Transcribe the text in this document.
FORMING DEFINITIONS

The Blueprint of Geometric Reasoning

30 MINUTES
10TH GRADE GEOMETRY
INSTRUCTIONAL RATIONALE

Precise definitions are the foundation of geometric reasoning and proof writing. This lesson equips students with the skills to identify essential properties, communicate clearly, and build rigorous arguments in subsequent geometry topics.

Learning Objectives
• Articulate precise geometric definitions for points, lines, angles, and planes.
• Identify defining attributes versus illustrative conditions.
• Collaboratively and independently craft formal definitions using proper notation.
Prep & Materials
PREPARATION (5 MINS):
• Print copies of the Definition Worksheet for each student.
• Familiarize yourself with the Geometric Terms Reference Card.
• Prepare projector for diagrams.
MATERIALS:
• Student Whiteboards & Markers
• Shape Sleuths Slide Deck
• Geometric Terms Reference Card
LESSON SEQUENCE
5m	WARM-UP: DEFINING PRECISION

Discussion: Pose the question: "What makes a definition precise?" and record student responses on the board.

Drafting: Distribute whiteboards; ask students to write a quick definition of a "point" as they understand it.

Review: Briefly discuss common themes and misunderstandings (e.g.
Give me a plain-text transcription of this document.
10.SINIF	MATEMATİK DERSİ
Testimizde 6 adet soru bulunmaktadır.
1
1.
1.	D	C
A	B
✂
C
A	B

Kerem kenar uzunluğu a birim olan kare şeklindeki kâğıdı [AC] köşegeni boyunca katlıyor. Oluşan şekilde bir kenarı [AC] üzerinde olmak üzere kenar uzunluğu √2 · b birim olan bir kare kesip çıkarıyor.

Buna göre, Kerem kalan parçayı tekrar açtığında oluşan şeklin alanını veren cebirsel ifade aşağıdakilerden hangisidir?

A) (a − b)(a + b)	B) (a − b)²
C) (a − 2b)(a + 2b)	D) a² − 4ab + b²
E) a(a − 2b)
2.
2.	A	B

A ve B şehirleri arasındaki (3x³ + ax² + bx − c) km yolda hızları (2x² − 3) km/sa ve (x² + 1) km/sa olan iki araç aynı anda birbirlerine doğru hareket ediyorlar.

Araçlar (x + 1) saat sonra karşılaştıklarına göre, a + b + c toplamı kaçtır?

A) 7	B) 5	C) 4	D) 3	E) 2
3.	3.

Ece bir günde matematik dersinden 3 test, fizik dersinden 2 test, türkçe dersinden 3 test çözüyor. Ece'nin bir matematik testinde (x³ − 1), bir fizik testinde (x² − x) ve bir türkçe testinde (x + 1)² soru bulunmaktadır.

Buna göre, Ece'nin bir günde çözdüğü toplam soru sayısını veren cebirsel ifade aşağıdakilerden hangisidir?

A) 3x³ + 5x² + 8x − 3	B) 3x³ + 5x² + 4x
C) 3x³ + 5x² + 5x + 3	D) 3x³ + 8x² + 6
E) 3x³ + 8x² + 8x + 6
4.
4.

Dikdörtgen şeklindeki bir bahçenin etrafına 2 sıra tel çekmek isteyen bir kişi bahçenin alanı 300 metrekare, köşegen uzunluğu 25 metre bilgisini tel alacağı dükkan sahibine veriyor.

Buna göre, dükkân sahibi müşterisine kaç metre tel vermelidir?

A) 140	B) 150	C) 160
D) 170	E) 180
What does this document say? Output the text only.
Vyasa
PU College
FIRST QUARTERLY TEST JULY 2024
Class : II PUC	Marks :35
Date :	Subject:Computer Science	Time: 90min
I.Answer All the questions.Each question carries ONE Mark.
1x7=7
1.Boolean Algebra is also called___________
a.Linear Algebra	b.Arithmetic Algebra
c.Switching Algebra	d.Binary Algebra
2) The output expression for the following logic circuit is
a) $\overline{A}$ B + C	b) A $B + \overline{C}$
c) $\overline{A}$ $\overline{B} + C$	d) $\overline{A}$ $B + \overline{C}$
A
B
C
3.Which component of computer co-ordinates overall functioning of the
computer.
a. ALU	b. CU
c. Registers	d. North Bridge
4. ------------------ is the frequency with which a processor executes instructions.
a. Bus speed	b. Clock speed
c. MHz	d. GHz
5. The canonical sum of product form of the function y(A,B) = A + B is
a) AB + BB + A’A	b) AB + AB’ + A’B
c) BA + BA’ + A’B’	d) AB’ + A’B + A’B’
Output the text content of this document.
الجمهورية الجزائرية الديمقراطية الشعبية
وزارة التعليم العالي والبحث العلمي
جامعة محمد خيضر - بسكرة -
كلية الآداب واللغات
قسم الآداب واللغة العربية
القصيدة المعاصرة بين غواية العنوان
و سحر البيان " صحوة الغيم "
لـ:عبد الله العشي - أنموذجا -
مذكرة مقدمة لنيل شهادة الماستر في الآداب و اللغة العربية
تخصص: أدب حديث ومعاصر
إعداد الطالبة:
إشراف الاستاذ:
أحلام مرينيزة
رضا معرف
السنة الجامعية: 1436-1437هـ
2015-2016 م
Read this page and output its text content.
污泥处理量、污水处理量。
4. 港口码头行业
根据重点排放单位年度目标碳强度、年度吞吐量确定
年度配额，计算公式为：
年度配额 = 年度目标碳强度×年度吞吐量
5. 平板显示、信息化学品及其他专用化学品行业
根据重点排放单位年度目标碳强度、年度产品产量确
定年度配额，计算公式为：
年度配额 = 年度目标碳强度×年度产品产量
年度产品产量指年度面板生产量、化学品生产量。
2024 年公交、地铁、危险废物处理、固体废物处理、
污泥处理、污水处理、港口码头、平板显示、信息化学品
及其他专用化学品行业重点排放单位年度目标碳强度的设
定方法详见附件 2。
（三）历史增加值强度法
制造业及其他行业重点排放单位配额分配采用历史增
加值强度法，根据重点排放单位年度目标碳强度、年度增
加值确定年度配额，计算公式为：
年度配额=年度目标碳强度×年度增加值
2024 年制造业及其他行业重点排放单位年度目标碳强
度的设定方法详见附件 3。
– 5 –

####

Your task is to transcribe the listing above in full, exactly as given.

Transcribe the text in this document.
FORMING DEFINITIONS

The Blueprint of Geometric Reasoning

30 MINUTES
10TH GRADE GEOMETRY
INSTRUCTIONAL RATIONALE

Precise definitions are the foundation of geometric reasoning and proof writing. This lesson equips students with the skills to identify essential properties, communicate clearly, and build rigorous arguments in subsequent geometry topics.

Learning Objectives
• Articulate precise geometric definitions for points, lines, angles, and planes.
• Identify defining attributes versus illustrative conditions.
• Collaboratively and independently craft formal definitions using proper notation.
Prep & Materials
PREPARATION (5 MINS):
• Print copies of the Definition Worksheet for each student.
• Familiarize yourself with the Geometric Terms Reference Card.
• Prepare projector for diagrams.
MATERIALS:
• Student Whiteboards & Markers
• Shape Sleuths Slide Deck
• Geometric Terms Reference Card
LESSON SEQUENCE
5m	WARM-UP: DEFINING PRECISION

Discussion: Pose the question: "What makes a definition precise?" and record student responses on the board.

Drafting: Distribute whiteboards; ask students to write a quick definition of a "point" as they understand it.

Review: Briefly discuss common themes and misunderstandings (e.g.
Give me a plain-text transcription of this document.
10.SINIF	MATEMATİK DERSİ
Testimizde 6 adet soru bulunmaktadır.
1
1.
1.	D	C
A	B
✂
C
A	B

Kerem kenar uzunluğu a birim olan kare şeklindeki kâğıdı [AC] köşegeni boyunca katlıyor. Oluşan şekilde bir kenarı [AC] üzerinde olmak üzere kenar uzunluğu √2 · b birim olan bir kare kesip çıkarıyor.

Buna göre, Kerem kalan parçayı tekrar açtığında oluşan şeklin alanını veren cebirsel ifade aşağıdakilerden hangisidir?

A) (a − b)(a + b)	B) (a − b)²
C) (a − 2b)(a + 2b)	D) a² − 4ab + b²
E) a(a − 2b)
2.
2.	A	B

A ve B şehirleri arasındaki (3x³ + ax² + bx − c) km yolda hızları (2x² − 3) km/sa ve (x² + 1) km/sa olan iki araç aynı anda birbirlerine doğru hareket ediyorlar.

Araçlar (x + 1) saat sonra karşılaştıklarına göre, a + b + c toplamı kaçtır?

A) 7	B) 5	C) 4	D) 3	E) 2
3.	3.

Ece bir günde matematik dersinden 3 test, fizik dersinden 2 test, türkçe dersinden 3 test çözüyor. Ece'nin bir matematik testinde (x³ − 1), bir fizik testinde (x² − x) ve bir türkçe testinde (x + 1)² soru bulunmaktadır.

Buna göre, Ece'nin bir günde çözdüğü toplam soru sayısını veren cebirsel ifade aşağıdakilerden hangisidir?

A) 3x³ + 5x² + 8x − 3	B) 3x³ + 5x² + 4x
C) 3x³ + 5x² + 5x + 3	D) 3x³ + 8x² + 6
E) 3x³ + 8x² + 8x + 6
4.
4.

Dikdörtgen şeklindeki bir bahçenin etrafına 2 sıra tel çekmek isteyen bir kişi bahçenin alanı 300 metrekare, köşegen uzunluğu 25 metre bilgisini tel alacağı dükkan sahibine veriyor.

Buna göre, dükkân sahibi müşterisine kaç metre tel vermelidir?

A) 140	B) 150	C) 160
D) 170	E) 180
What does this document say? Output the text only.
Vyasa
PU College
FIRST QUARTERLY TEST JULY 2024
Class : II PUC	Marks :35
Date :	Subject:Computer Science	Time: 90min
I.Answer All the questions.Each question carries ONE Mark.
1x7=7
1.Boolean Algebra is also called___________
a.Linear Algebra	b.Arithmetic Algebra
c.Switching Algebra	d.Binary Algebra
2) The output expression for the following logic circuit is
a) $\overline{A}$ B + C	b) A $B + \overline{C}$
c) $\overline{A}$ $\overline{B} + C$	d) $\overline{A}$ $B + \overline{C}$
A
B
C
3.Which component of computer co-ordinates overall functioning of the
computer.
a. ALU	b. CU
c. Registers	d. North Bridge
4. ------------------ is the frequency with which a processor executes instructions.
a. Bus speed	b. Clock speed
c. MHz	d. GHz
5. The canonical sum of product form of the function y(A,B) = A + B is
a) AB + BB + A’A	b) AB + AB’ + A’B
c) BA + BA’ + A’B’	d) AB’ + A’B + A’B’
Output the text content of this document.
الجمهورية الجزائرية الديمقراطية الشعبية
وزارة التعليم العالي والبحث العلمي
جامعة محمد خيضر - بسكرة -
كلية الآداب واللغات
قسم الآداب واللغة العربية
القصيدة المعاصرة بين غواية العنوان
و سحر البيان " صحوة الغيم "
لـ:عبد الله العشي - أنموذجا -
مذكرة مقدمة لنيل شهادة الماستر في الآداب و اللغة العربية
تخصص: أدب حديث ومعاصر
إعداد الطالبة:
إشراف الاستاذ:
أحلام مرينيزة
رضا معرف
السنة الجامعية: 1436-1437هـ
2015-2016 م
Read this page and output its text content.
污泥处理量、污水处理量。
4. 港口码头行业
根据重点排放单位年度目标碳强度、年度吞吐量确定
年度配额，计算公式为：
年度配额 = 年度目标碳强度×年度吞吐量
5. 平板显示、信息化学品及其他专用化学品行业
根据重点排放单位年度目标碳强度、年度产品产量确
定年度配额，计算公式为：
年度配额 = 年度目标碳强度×年度产品产量
年度产品产量指年度面板生产量、化学品生产量。
2024 年公交、地铁、危险废物处理、固体废物处理、
污泥处理、污水处理、港口码头、平板显示、信息化学品
及其他专用化学品行业重点排放单位年度目标碳强度的设
定方法详见附件 2。
（三）历史增加值强度法
制造业及其他行业重点排放单位配额分配采用历史增
加值强度法，根据重点排放单位年度目标碳强度、年度增
加值确定年度配额，计算公式为：
年度配额=年度目标碳强度×年度增加值
2024 年制造业及其他行业重点排放单位年度目标碳强
度的设定方法详见附件 3。
– 5 –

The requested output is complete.